━━━━━ DATA LISTING ━━━━━

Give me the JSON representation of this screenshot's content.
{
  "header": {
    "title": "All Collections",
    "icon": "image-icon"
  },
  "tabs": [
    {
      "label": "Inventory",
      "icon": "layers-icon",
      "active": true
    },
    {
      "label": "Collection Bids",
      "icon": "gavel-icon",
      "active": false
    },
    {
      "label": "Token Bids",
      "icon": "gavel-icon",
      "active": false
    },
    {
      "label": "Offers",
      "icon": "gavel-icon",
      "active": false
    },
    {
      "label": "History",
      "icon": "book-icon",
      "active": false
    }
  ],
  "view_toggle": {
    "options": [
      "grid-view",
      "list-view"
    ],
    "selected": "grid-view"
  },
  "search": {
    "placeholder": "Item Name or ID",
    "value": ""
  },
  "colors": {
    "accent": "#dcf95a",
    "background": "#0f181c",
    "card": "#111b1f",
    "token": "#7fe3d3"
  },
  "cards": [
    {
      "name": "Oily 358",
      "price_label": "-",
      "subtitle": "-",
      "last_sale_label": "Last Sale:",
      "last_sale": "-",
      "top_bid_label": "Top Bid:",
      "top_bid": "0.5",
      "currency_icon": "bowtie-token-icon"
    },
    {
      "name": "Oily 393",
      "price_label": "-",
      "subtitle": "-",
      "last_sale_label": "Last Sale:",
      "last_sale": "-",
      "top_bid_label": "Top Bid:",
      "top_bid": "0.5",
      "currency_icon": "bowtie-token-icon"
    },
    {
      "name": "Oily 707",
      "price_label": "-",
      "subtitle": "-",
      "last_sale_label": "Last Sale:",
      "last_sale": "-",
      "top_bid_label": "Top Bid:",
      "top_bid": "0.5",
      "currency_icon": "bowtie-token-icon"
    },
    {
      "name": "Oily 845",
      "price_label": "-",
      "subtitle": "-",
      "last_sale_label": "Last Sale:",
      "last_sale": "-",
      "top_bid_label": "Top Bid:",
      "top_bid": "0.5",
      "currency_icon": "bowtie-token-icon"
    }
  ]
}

━━━━━
━━━━━ DATA LISTING ━━━━━

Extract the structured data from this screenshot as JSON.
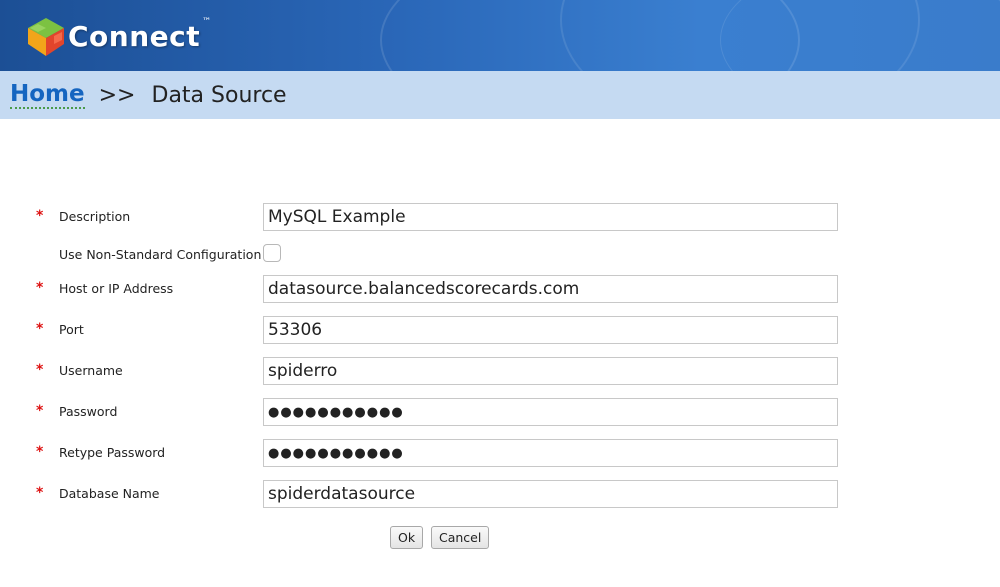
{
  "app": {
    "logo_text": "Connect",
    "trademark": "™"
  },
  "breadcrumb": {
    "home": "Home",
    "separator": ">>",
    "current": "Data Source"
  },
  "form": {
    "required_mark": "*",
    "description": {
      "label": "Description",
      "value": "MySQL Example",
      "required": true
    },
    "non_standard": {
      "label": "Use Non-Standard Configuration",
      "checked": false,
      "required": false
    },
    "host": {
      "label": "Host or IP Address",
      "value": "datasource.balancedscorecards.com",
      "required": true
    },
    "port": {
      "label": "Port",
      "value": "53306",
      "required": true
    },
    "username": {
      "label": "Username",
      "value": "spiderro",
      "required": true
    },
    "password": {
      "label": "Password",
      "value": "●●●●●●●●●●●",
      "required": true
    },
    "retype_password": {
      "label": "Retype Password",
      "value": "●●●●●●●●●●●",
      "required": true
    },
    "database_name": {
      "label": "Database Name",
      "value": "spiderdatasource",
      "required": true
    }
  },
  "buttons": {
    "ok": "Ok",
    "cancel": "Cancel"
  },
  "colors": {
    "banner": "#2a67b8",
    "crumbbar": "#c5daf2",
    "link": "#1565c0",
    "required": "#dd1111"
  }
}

━━━━━
━━━━━ DATA LISTING ━━━━━

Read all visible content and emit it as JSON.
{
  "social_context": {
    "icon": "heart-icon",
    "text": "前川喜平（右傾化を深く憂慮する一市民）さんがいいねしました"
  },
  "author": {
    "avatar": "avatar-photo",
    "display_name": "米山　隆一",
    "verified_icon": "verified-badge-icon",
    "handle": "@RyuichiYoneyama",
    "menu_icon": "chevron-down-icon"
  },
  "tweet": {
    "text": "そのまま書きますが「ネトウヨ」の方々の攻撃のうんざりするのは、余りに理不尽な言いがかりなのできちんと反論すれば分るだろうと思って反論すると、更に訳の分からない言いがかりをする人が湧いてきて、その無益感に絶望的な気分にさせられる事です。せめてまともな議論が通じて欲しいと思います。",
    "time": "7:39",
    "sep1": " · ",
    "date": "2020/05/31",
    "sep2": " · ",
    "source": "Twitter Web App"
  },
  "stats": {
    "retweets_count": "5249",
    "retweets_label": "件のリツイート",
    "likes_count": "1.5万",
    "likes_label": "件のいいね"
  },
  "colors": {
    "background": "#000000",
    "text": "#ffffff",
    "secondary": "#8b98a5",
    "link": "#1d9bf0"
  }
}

━━━━━

*STATED EXERCISE*
Look above for lines with the word "background" and copy them all.

*THE REPLY*
    "background": "#0f181c",
    "background": "#000000",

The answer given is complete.